Set down all of the data exactly as it appears.

---------- RECORDS PROVIDED

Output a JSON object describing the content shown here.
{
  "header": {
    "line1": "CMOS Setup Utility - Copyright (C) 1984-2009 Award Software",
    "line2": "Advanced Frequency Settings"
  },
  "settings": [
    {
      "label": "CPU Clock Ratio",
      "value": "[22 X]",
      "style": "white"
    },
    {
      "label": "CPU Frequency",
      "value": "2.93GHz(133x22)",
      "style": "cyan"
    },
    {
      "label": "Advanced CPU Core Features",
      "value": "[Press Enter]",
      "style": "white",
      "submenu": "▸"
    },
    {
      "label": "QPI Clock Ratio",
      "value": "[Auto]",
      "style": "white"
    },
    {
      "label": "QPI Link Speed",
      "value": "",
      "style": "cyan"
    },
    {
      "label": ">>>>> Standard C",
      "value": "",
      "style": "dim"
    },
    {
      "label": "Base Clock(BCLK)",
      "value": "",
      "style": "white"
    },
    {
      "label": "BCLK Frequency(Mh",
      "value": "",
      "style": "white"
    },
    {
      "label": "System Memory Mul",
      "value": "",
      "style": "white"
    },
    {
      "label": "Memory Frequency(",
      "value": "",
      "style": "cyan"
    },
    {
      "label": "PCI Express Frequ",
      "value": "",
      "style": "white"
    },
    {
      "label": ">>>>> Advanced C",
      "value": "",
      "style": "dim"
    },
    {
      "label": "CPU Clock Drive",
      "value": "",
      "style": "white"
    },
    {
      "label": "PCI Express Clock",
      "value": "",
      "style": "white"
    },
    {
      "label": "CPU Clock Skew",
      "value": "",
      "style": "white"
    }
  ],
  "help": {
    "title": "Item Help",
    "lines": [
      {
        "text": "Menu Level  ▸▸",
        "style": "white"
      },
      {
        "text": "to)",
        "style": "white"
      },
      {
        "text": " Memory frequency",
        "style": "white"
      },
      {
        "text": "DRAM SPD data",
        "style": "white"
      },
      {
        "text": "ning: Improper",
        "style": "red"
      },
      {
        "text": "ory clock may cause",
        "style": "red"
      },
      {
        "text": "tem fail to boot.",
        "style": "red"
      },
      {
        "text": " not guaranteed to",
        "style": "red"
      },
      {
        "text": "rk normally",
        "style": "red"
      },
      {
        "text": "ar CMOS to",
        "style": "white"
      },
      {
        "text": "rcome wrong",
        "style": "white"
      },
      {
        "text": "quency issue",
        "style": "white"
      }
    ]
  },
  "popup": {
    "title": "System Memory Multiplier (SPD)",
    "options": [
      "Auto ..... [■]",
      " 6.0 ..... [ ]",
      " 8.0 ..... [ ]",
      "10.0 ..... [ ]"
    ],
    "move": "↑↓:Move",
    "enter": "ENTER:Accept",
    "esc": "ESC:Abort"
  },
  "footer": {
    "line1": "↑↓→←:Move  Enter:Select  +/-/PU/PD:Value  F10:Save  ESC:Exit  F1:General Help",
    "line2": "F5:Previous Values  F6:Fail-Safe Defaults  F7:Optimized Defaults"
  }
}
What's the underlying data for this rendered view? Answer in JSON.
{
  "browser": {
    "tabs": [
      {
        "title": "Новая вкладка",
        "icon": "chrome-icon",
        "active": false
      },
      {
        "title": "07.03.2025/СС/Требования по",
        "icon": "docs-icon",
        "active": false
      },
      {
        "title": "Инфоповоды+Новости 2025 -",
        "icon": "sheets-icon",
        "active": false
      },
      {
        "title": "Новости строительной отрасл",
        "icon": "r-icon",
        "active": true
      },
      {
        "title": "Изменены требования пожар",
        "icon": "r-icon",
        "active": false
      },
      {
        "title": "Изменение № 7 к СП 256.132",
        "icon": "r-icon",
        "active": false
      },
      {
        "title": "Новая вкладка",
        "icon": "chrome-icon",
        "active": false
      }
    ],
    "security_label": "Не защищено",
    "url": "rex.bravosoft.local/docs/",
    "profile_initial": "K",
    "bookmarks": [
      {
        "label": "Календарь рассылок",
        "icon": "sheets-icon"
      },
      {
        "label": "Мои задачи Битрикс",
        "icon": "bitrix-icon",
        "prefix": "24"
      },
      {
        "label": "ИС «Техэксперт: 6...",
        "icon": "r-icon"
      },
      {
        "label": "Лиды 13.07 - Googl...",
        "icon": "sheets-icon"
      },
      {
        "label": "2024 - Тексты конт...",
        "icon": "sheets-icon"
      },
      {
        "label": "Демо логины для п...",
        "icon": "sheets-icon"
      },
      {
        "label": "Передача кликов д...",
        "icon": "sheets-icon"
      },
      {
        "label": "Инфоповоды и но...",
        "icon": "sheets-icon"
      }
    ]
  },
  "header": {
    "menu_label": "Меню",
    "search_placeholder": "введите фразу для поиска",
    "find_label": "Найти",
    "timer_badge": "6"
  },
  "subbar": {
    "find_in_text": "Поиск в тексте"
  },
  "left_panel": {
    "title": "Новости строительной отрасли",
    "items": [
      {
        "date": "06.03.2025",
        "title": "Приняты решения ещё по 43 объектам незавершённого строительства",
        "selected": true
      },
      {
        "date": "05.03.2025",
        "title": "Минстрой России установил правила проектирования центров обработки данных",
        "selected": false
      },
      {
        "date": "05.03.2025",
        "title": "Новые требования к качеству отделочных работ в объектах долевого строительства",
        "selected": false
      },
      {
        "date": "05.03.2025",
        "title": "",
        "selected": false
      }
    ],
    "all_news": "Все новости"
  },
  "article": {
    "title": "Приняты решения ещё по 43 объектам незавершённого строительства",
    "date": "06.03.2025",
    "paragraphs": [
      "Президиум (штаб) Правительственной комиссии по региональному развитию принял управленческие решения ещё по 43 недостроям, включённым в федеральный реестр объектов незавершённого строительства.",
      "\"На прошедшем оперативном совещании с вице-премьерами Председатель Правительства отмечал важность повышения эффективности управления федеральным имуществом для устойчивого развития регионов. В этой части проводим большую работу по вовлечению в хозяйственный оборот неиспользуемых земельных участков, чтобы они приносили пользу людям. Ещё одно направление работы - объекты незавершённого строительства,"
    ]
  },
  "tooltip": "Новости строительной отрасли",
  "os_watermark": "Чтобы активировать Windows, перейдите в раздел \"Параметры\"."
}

--------------------

▸ **FULL SOLUTION**:
Output a JSON object describing the content shown here.
{
  "header": {
    "line1": "CMOS Setup Utility - Copyright (C) 1984-2009 Award Software",
    "line2": "Advanced Frequency Settings"
  },
  "settings": [
    {
      "label": "CPU Clock Ratio",
      "value": "[22 X]",
      "style": "white"
    },
    {
      "label": "CPU Frequency",
      "value": "2.93GHz(133x22)",
      "style": "cyan"
    },
    {
      "label": "Advanced CPU Core Features",
      "value": "[Press Enter]",
      "style": "white",
      "submenu": "▸"
    },
    {
      "label": "QPI Clock Ratio",
      "value": "[Auto]",
      "style": "white"
    },
    {
      "label": "QPI Link Speed",
      "value": "",
      "style": "cyan"
    },
    {
      "label": ">>>>> Standard C",
      "value": "",
      "style": "dim"
    },
    {
      "label": "Base Clock(BCLK)",
      "value": "",
      "style": "white"
    },
    {
      "label": "BCLK Frequency(Mh",
      "value": "",
      "style": "white"
    },
    {
      "label": "System Memory Mul",
      "value": "",
      "style": "white"
    },
    {
      "label": "Memory Frequency(",
      "value": "",
      "style": "cyan"
    },
    {
      "label": "PCI Express Frequ",
      "value": "",
      "style": "white"
    },
    {
      "label": ">>>>> Advanced C",
      "value": "",
      "style": "dim"
    },
    {
      "label": "CPU Clock Drive",
      "value": "",
      "style": "white"
    },
    {
      "label": "PCI Express Clock",
      "value": "",
      "style": "white"
    },
    {
      "label": "CPU Clock Skew",
      "value": "",
      "style": "white"
    }
  ],
  "help": {
    "title": "Item Help",
    "lines": [
      {
        "text": "Menu Level  ▸▸",
        "style": "white"
      },
      {
        "text": "to)",
        "style": "white"
      },
      {
        "text": " Memory frequency",
        "style": "white"
      },
      {
        "text": "DRAM SPD data",
        "style": "white"
      },
      {
        "text": "ning: Improper",
        "style": "red"
      },
      {
        "text": "ory clock may cause",
        "style": "red"
      },
      {
        "text": "tem fail to boot.",
        "style": "red"
      },
      {
        "text": " not guaranteed to",
        "style": "red"
      },
      {
        "text": "rk normally",
        "style": "red"
      },
      {
        "text": "ar CMOS to",
        "style": "white"
      },
      {
        "text": "rcome wrong",
        "style": "white"
      },
      {
        "text": "quency issue",
        "style": "white"
      }
    ]
  },
  "popup": {
    "title": "System Memory Multiplier (SPD)",
    "options": [
      "Auto ..... [■]",
      " 6.0 ..... [ ]",
      " 8.0 ..... [ ]",
      "10.0 ..... [ ]"
    ],
    "move": "↑↓:Move",
    "enter": "ENTER:Accept",
    "esc": "ESC:Abort"
  },
  "footer": {
    "line1": "↑↓→←:Move  Enter:Select  +/-/PU/PD:Value  F10:Save  ESC:Exit  F1:General Help",
    "line2": "F5:Previous Values  F6:Fail-Safe Defaults  F7:Optimized Defaults"
  }
}
What's the underlying data for this rendered view? Answer in JSON.
{
  "browser": {
    "tabs": [
      {
        "title": "Новая вкладка",
        "icon": "chrome-icon",
        "active": false
      },
      {
        "title": "07.03.2025/СС/Требования по",
        "icon": "docs-icon",
        "active": false
      },
      {
        "title": "Инфоповоды+Новости 2025 -",
        "icon": "sheets-icon",
        "active": false
      },
      {
        "title": "Новости строительной отрасл",
        "icon": "r-icon",
        "active": true
      },
      {
        "title": "Изменены требования пожар",
        "icon": "r-icon",
        "active": false
      },
      {
        "title": "Изменение № 7 к СП 256.132",
        "icon": "r-icon",
        "active": false
      },
      {
        "title": "Новая вкладка",
        "icon": "chrome-icon",
        "active": false
      }
    ],
    "security_label": "Не защищено",
    "url": "rex.bravosoft.local/docs/",
    "profile_initial": "K",
    "bookmarks": [
      {
        "label": "Календарь рассылок",
        "icon": "sheets-icon"
      },
      {
        "label": "Мои задачи Битрикс",
        "icon": "bitrix-icon",
        "prefix": "24"
      },
      {
        "label": "ИС «Техэксперт: 6...",
        "icon": "r-icon"
      },
      {
        "label": "Лиды 13.07 - Googl...",
        "icon": "sheets-icon"
      },
      {
        "label": "2024 - Тексты конт...",
        "icon": "sheets-icon"
      },
      {
        "label": "Демо логины для п...",
        "icon": "sheets-icon"
      },
      {
        "label": "Передача кликов д...",
        "icon": "sheets-icon"
      },
      {
        "label": "Инфоповоды и но...",
        "icon": "sheets-icon"
      }
    ]
  },
  "header": {
    "menu_label": "Меню",
    "search_placeholder": "введите фразу для поиска",
    "find_label": "Найти",
    "timer_badge": "6"
  },
  "subbar": {
    "find_in_text": "Поиск в тексте"
  },
  "left_panel": {
    "title": "Новости строительной отрасли",
    "items": [
      {
        "date": "06.03.2025",
        "title": "Приняты решения ещё по 43 объектам незавершённого строительства",
        "selected": true
      },
      {
        "date": "05.03.2025",
        "title": "Минстрой России установил правила проектирования центров обработки данных",
        "selected": false
      },
      {
        "date": "05.03.2025",
        "title": "Новые требования к качеству отделочных работ в объектах долевого строительства",
        "selected": false
      },
      {
        "date": "05.03.2025",
        "title": "",
        "selected": false
      }
    ],
    "all_news": "Все новости"
  },
  "article": {
    "title": "Приняты решения ещё по 43 объектам незавершённого строительства",
    "date": "06.03.2025",
    "paragraphs": [
      "Президиум (штаб) Правительственной комиссии по региональному развитию принял управленческие решения ещё по 43 недостроям, включённым в федеральный реестр объектов незавершённого строительства.",
      "\"На прошедшем оперативном совещании с вице-премьерами Председатель Правительства отмечал важность повышения эффективности управления федеральным имуществом для устойчивого развития регионов. В этой части проводим большую работу по вовлечению в хозяйственный оборот неиспользуемых земельных участков, чтобы они приносили пользу людям. Ещё одно направление работы - объекты незавершённого строительства,"
    ]
  },
  "tooltip": "Новости строительной отрасли",
  "os_watermark": "Чтобы активировать Windows, перейдите в раздел \"Параметры\"."
}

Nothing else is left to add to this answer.